>> BEGIN Source extract
LBJ to LJ for 3 said:


> I actually like what Mike Brown is doing. He is showing a message playing Pollard/Newble/Wesley.
> 
> He is getting nothing from Gooden/Marshall/Brown/Gibson/Snow everyone but Lebron basically. We look like an average East team. Meaning we look like a team on the outside looking in the western conference.
> 
> Just sad.


Im not sure if its that or if hes trying to go deep into his bench to get scoring, since its impossible to go deep into his playbook for scoring.

Just looking at lbjs body language and how he has played, he doesnt look very happy the way things are going.


----------



## Pioneer10 (Sep 30, 2004)

Remember the days when Z gave the same production as Yao. Those days are long gone lol


----------



## Pioneer10 (Sep 30, 2004)

The only other excuse I can give is that it is a back to back on the road. We don't do well with this but at least this should end the talk of how we'll play up to the competition. The Cavs simply aren't playing well at all. 

I'm hoping we can turn it around still: w/o Tmac this has got to be Lebron's show


----------



## Larry Hughes for Retirement (Jul 5, 2004)

ha, Lebron doesnt care anymore, why should he. Just chucking 3 balls. 

They dont have an freaking all-star on the floor and we are getting embarressed. 

Lebron just lets him go by and trys to go for the block, just ugly.


----------



## Larry Hughes for Retirement (Jul 5, 2004)

Pioneer10 said:


> The only other excuse I can give is that it is a back to back on the road. We don't do well with this but at least this should end the talk of how we'll play up to the competition. The Cavs simply aren't playing well at all.
> 
> I'm hoping we can turn it around still: w/o Tmac this has got to be Lebron's show


We give this team too many excuses. Spurs/Mavs and great teams do not have game like these. We are for sure not a ligit team, atleast not 20 games into the season.


----------



## Pioneer10 (Sep 30, 2004)

Man we suck


----------



## Pioneer10 (Sep 30, 2004)

Letting Flip go looks like a huge mistake right now: we got no one who is a proven threat now other then Lebron when Hughes goes down. Sasha and Gibson have shown glimpses but they aren't consistent yet and I'm not sure about Shannon Brown.


----------



## Pioneer10 (Sep 30, 2004)
>> END Source extract
>> BEGIN Material provided
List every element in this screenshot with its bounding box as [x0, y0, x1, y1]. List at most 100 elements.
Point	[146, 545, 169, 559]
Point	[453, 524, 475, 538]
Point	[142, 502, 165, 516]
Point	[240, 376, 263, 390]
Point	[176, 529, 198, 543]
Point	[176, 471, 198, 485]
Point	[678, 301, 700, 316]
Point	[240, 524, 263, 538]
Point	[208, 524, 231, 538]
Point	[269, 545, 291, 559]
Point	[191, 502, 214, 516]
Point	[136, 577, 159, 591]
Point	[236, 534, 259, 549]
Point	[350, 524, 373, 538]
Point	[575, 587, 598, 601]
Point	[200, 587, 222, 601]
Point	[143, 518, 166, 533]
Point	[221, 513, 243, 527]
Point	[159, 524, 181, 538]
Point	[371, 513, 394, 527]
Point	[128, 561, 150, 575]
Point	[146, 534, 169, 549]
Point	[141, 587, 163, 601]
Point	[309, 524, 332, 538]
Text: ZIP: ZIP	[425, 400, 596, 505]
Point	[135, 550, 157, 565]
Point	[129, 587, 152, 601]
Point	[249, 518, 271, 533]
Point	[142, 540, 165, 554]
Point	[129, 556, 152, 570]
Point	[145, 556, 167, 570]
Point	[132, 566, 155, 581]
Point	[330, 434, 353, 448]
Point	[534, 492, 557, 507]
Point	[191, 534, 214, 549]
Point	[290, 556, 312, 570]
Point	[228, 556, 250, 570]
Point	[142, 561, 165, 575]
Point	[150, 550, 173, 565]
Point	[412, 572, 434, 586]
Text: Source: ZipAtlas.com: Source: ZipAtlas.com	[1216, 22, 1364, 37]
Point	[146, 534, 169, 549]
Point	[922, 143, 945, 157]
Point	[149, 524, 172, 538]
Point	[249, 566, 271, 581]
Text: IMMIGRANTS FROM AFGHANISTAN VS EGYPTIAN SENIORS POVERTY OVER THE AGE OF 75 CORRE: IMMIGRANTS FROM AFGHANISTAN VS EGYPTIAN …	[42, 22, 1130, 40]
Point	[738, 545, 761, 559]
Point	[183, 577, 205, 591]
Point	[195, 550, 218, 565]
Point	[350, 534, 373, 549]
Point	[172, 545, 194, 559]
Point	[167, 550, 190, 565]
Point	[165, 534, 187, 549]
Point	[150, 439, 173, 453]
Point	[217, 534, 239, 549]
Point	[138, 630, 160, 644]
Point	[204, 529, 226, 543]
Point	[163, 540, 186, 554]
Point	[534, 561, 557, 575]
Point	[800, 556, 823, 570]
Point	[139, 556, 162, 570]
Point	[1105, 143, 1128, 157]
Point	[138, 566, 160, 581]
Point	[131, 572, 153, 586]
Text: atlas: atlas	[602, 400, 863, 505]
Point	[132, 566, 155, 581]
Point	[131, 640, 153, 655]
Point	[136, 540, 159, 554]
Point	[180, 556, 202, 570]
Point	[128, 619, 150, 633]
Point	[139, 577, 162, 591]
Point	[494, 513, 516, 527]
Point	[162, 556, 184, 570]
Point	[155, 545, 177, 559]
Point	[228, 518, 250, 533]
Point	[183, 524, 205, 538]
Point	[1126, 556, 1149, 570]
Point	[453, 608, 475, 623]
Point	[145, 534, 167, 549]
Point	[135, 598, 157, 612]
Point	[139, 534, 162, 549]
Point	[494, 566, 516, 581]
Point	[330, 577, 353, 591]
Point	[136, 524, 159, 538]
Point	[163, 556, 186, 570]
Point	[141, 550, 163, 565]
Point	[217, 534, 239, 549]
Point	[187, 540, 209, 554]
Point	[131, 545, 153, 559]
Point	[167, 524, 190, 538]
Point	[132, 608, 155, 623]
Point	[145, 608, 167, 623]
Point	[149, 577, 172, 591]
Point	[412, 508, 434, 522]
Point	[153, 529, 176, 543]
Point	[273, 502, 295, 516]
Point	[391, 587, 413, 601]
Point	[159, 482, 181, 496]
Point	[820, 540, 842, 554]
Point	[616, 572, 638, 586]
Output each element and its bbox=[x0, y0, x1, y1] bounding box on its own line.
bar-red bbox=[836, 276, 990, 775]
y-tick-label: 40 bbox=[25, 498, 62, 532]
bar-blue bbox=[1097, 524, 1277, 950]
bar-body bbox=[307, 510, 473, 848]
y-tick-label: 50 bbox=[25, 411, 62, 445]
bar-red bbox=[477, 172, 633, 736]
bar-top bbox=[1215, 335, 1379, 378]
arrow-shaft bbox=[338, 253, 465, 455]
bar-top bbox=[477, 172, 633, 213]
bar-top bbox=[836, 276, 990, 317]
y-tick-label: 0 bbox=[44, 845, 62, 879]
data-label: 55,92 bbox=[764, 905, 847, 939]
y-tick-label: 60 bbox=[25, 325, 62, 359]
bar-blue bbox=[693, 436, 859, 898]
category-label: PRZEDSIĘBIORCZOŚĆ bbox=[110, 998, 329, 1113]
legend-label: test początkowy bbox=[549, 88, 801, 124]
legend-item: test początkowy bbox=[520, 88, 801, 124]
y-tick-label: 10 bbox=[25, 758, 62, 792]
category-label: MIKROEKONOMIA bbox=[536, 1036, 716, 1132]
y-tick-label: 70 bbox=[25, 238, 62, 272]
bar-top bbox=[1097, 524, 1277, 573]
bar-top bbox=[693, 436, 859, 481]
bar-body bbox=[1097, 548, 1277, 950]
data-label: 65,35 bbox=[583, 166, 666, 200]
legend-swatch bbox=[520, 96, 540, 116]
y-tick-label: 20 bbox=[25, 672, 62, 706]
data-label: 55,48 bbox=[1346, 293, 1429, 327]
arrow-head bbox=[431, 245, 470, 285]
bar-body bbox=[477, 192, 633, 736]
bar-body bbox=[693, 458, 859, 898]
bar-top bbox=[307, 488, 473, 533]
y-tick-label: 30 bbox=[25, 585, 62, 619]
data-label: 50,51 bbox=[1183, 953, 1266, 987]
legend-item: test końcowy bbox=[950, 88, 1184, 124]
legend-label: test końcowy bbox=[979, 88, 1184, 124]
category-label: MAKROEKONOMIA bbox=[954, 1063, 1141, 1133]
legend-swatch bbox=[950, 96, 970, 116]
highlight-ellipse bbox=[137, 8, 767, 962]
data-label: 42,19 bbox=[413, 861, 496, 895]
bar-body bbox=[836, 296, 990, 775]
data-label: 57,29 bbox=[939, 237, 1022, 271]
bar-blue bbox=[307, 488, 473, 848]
>> END Material provided
• [Set problem 1]: Rewrite the paragraph in the Cavs forum thread that begins "Letting Flip go looks like a huge mistake" in fewer words, keeping its main points.
• [Set problem 2]: From the Cavs forum thread, copy the passage word for word, beginning at the words "Letting Flip go" and stopping after "about Shannon Brown.".

• [Complete answer 1]: Letting Flip go now looks like a big mistake. When Hughes is out, Lebron is the only proven threat. Sasha and Gibson have shown flashes but aren't consistent yet, and Shannon Brown is uncertain.

• [Complete answer 2]:
Letting Flip go looks like a huge mistake right now: we got no one who is a proven threat now other then Lebron when Hughes goes down. Sasha and Gibson have shown glimpses but they aren't consistent yet and I'm not sure about Shannon Brown.